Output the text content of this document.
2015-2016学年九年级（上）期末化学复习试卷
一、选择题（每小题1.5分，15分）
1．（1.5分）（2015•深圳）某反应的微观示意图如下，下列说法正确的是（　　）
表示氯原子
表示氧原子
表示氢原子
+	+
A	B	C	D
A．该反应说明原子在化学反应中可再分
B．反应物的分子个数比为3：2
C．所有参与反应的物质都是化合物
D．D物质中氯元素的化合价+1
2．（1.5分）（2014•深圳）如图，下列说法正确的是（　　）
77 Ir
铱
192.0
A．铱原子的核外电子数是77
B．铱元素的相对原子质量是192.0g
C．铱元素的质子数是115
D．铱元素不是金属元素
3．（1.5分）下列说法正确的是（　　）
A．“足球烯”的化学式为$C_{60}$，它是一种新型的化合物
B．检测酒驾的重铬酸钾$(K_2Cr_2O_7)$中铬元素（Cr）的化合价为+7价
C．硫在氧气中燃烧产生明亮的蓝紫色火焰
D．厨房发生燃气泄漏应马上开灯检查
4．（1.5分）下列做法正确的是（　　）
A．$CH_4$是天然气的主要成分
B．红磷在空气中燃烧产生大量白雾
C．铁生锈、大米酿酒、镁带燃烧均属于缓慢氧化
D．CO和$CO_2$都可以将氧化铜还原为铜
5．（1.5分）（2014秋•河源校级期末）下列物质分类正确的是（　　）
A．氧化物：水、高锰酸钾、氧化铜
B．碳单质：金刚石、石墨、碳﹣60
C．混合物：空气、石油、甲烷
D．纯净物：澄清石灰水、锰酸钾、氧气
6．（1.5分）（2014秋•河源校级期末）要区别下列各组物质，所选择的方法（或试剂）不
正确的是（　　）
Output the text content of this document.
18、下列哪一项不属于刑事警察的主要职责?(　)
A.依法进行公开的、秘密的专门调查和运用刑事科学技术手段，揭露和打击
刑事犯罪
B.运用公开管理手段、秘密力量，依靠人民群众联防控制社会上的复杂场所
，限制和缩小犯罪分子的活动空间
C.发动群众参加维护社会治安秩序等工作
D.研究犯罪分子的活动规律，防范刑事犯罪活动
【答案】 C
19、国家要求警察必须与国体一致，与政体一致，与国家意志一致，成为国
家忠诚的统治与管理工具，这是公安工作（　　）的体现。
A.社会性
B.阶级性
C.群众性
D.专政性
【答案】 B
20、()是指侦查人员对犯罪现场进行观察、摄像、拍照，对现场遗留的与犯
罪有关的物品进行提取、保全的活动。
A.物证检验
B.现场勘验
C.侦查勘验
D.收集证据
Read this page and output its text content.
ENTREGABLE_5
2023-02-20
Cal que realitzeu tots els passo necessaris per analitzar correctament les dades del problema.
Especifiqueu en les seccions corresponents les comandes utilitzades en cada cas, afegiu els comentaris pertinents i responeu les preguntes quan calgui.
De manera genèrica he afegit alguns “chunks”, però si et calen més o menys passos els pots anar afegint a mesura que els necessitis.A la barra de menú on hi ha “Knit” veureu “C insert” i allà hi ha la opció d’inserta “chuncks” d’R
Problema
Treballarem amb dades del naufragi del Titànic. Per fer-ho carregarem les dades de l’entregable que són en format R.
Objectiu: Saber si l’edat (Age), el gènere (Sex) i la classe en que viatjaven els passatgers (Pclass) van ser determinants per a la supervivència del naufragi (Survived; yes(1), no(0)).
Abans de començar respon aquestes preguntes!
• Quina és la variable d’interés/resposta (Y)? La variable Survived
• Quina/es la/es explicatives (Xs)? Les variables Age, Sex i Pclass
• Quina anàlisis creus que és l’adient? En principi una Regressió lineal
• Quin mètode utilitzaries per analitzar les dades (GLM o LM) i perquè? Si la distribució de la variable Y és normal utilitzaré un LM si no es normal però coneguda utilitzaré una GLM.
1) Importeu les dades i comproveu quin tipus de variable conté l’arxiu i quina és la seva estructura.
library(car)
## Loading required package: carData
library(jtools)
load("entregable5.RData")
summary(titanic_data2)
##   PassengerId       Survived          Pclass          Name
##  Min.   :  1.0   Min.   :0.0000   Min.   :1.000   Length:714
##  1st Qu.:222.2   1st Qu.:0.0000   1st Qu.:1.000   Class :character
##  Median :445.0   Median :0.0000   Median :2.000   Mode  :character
•••••
Among the lines of the records above, count those holding the string "Pclass", and report only the number.

> **The solution**
3